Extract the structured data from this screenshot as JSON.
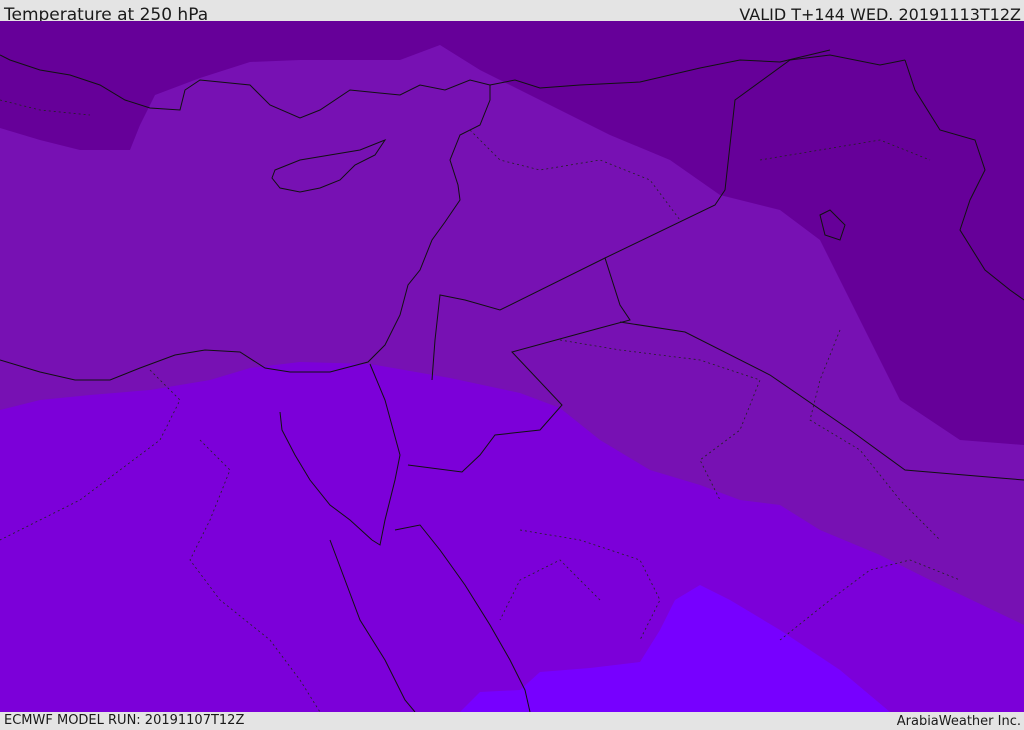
{
  "header": {
    "title": "Temperature at 250 hPa",
    "valid": "VALID T+144 WED. 20191113T12Z"
  },
  "footer": {
    "model_run": "ECMWF MODEL RUN: 20191107T12Z",
    "credit": "ArabiaWeather Inc."
  },
  "map": {
    "colors": {
      "band_coldest": "#660099",
      "band_cold": "#7711b3",
      "band_mid": "#7c00d9",
      "band_warm": "#7700ff",
      "border": "#111111"
    }
  }
}
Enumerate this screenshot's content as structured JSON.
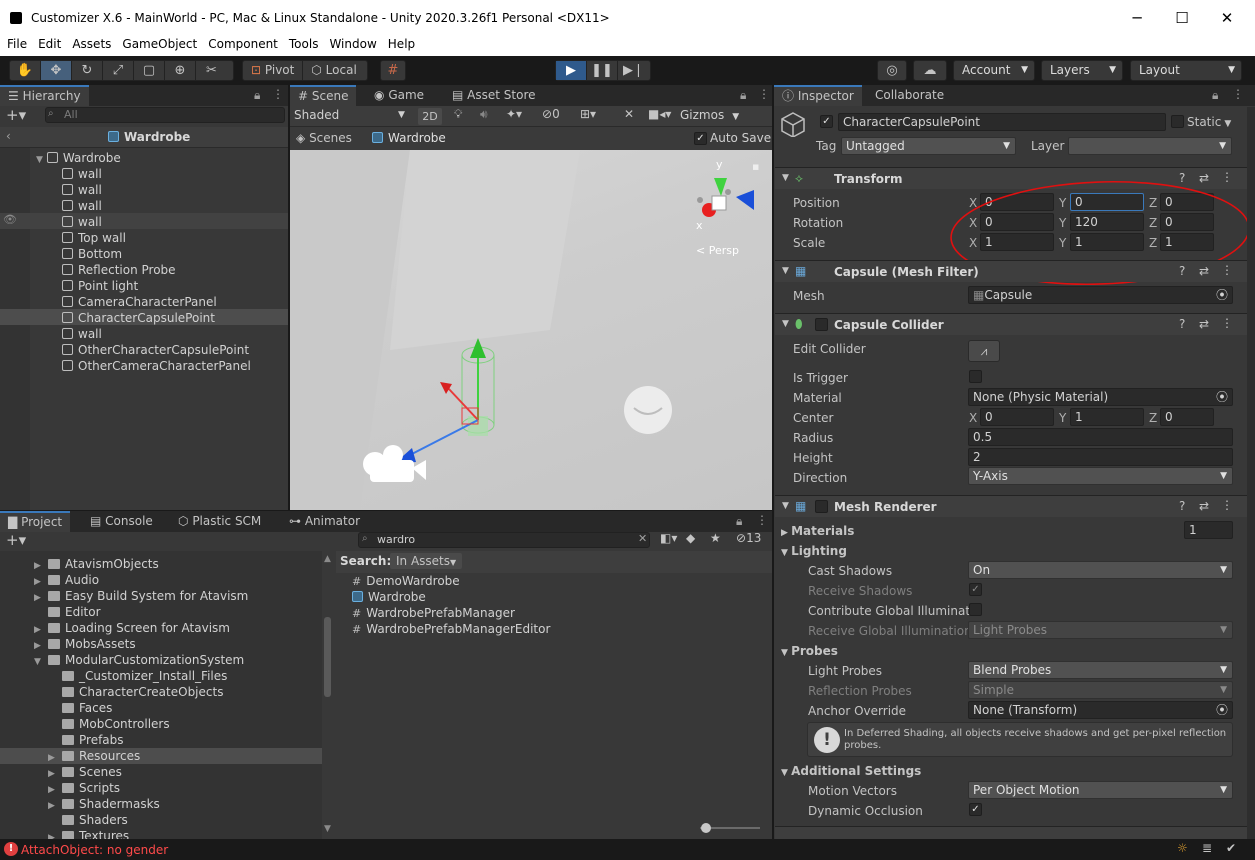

⁂

What is needed: Omit any images, then output the listing exactly.

Result for this task:
Extract the structured data from this screenshot as JSON.
{
  "header": {
    "title": "Temperature at 250 hPa",
    "valid": "VALID T+144 WED. 20191113T12Z"
  },
  "footer": {
    "model_run": "ECMWF MODEL RUN: 20191107T12Z",
    "credit": "ArabiaWeather Inc."
  },
  "map": {
    "colors": {
      "band_coldest": "#660099",
      "band_cold": "#7711b3",
      "band_mid": "#7c00d9",
      "band_warm": "#7700ff",
      "border": "#111111"
    }
  }
}
Enumerate this screenshot's content as structured JSON.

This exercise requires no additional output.